_WHAT IS REQUIRED_. Write out the full listing exactly as given, minus the images.

_RECORD SET_.
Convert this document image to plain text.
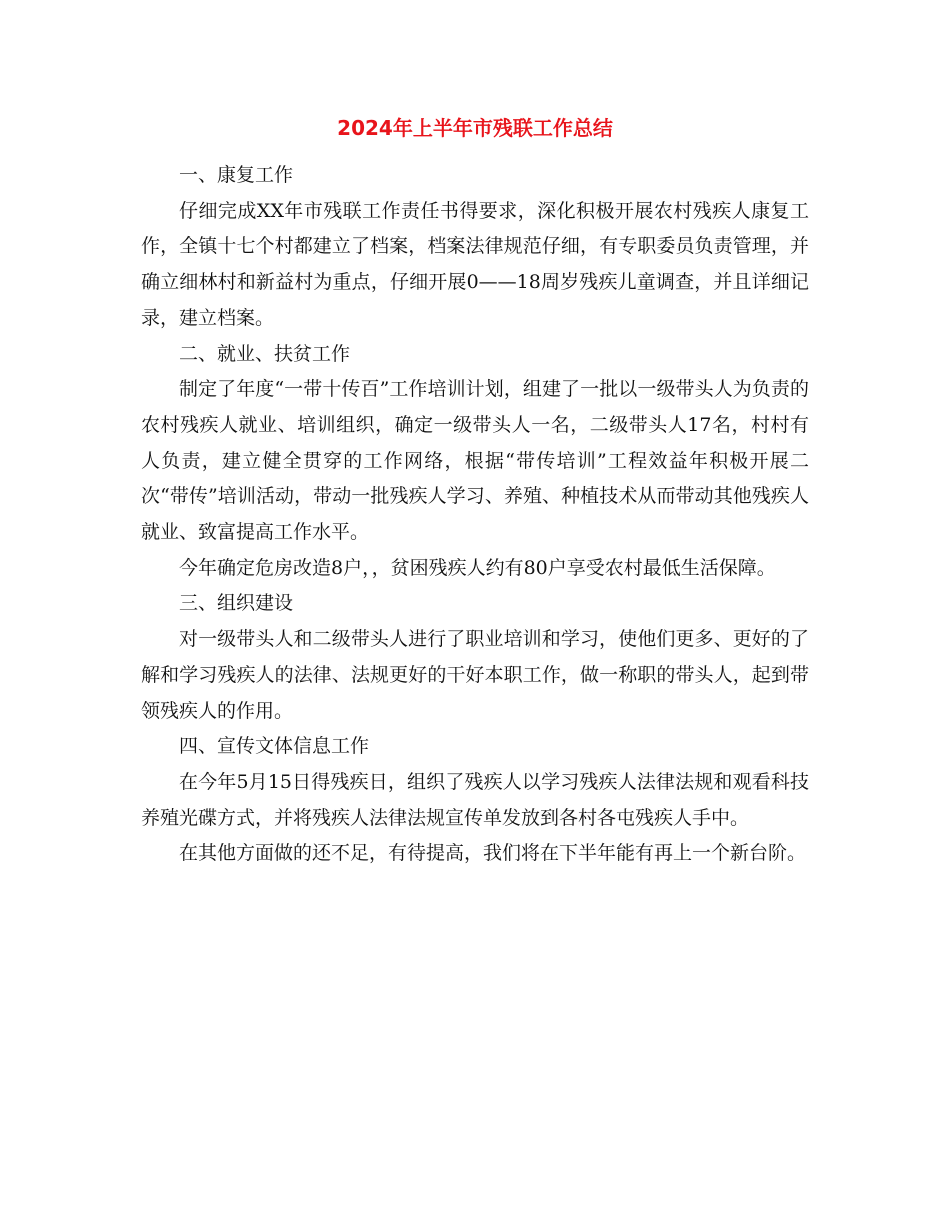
2024年上半年市残联工作总结

一、康复工作

仔细完成XX年市残联工作责任书得要求，深化积极开展农村残疾人康复工作，全镇十七个村都建立了档案，档案法律规范仔细，有专职委员负责管理，并确立细林村和新益村为重点，仔细开展0——18周岁残疾儿童调查，并且详细记录，建立档案。

二、就业、扶贫工作

制定了年度“一带十传百”工作培训计划，组建了一批以一级带头人为负责的农村残疾人就业、培训组织，确定一级带头人一名，二级带头人17名，村村有人负责，建立健全贯穿的工作网络，根据“带传培训”工程效益年积极开展二次“带传”培训活动，带动一批残疾人学习、养殖、种植技术从而带动其他残疾人就业、致富提高工作水平。

今年确定危房改造8户，，贫困残疾人约有80户享受农村最低生活保障。

三、组织建设

对一级带头人和二级带头人进行了职业培训和学习，使他们更多、更好的了解和学习残疾人的法律、法规更好的干好本职工作，做一称职的带头人，起到带领残疾人的作用。

四、宣传文体信息工作

在今年5月15日得残疾日，组织了残疾人以学习残疾人法律法规和观看科技养殖光碟方式，并将残疾人法律法规宣传单发放到各村各屯残疾人手中。

在其他方面做的还不足，有待提高，我们将在下半年能有再上一个新台阶。
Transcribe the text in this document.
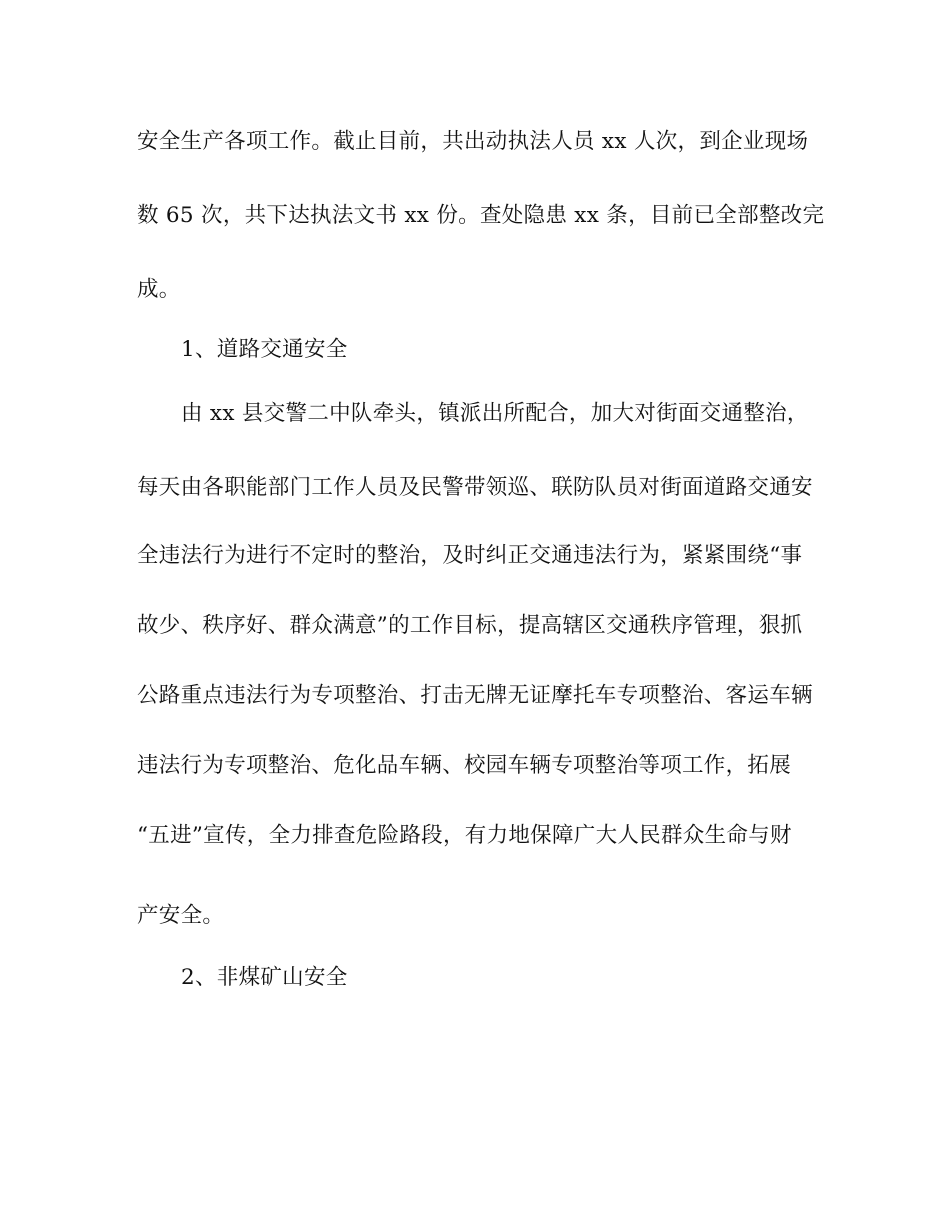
安全生产各项工作。截止目前，共出动执法人员 xx 人次，到企业现场
数 65 次，共下达执法文书 xx 份。查处隐患 xx 条，目前已全部整改完
成。
1、道路交通安全
由 xx 县交警二中队牵头，镇派出所配合，加大对街面交通整治，
每天由各职能部门工作人员及民警带领巡、联防队员对街面道路交通安
全违法行为进行不定时的整治，及时纠正交通违法行为，紧紧围绕“事
故少、秩序好、群众满意”的工作目标，提高辖区交通秩序管理，狠抓
公路重点违法行为专项整治、打击无牌无证摩托车专项整治、客运车辆
违法行为专项整治、危化品车辆、校园车辆专项整治等项工作，拓展
“五进”宣传，全力排查危险路段，有力地保障广大人民群众生命与财
产安全。
2、非煤矿山安全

_WRITTEN SOLUTION_.
Convert this document image to plain text.
2024年上半年市残联工作总结

一、康复工作

仔细完成XX年市残联工作责任书得要求，深化积极开展农村残疾人康复工作，全镇十七个村都建立了档案，档案法律规范仔细，有专职委员负责管理，并确立细林村和新益村为重点，仔细开展0——18周岁残疾儿童调查，并且详细记录，建立档案。

二、就业、扶贫工作

制定了年度“一带十传百”工作培训计划，组建了一批以一级带头人为负责的农村残疾人就业、培训组织，确定一级带头人一名，二级带头人17名，村村有人负责，建立健全贯穿的工作网络，根据“带传培训”工程效益年积极开展二次“带传”培训活动，带动一批残疾人学习、养殖、种植技术从而带动其他残疾人就业、致富提高工作水平。

今年确定危房改造8户，，贫困残疾人约有80户享受农村最低生活保障。

三、组织建设

对一级带头人和二级带头人进行了职业培训和学习，使他们更多、更好的了解和学习残疾人的法律、法规更好的干好本职工作，做一称职的带头人，起到带领残疾人的作用。

四、宣传文体信息工作

在今年5月15日得残疾日，组织了残疾人以学习残疾人法律法规和观看科技养殖光碟方式，并将残疾人法律法规宣传单发放到各村各屯残疾人手中。

在其他方面做的还不足，有待提高，我们将在下半年能有再上一个新台阶。
Transcribe the text in this document.
安全生产各项工作。截止目前，共出动执法人员 xx 人次，到企业现场
数 65 次，共下达执法文书 xx 份。查处隐患 xx 条，目前已全部整改完
成。
1、道路交通安全
由 xx 县交警二中队牵头，镇派出所配合，加大对街面交通整治，
每天由各职能部门工作人员及民警带领巡、联防队员对街面道路交通安
全违法行为进行不定时的整治，及时纠正交通违法行为，紧紧围绕“事
故少、秩序好、群众满意”的工作目标，提高辖区交通秩序管理，狠抓
公路重点违法行为专项整治、打击无牌无证摩托车专项整治、客运车辆
违法行为专项整治、危化品车辆、校园车辆专项整治等项工作，拓展
“五进”宣传，全力排查危险路段，有力地保障广大人民群众生命与财
产安全。
2、非煤矿山安全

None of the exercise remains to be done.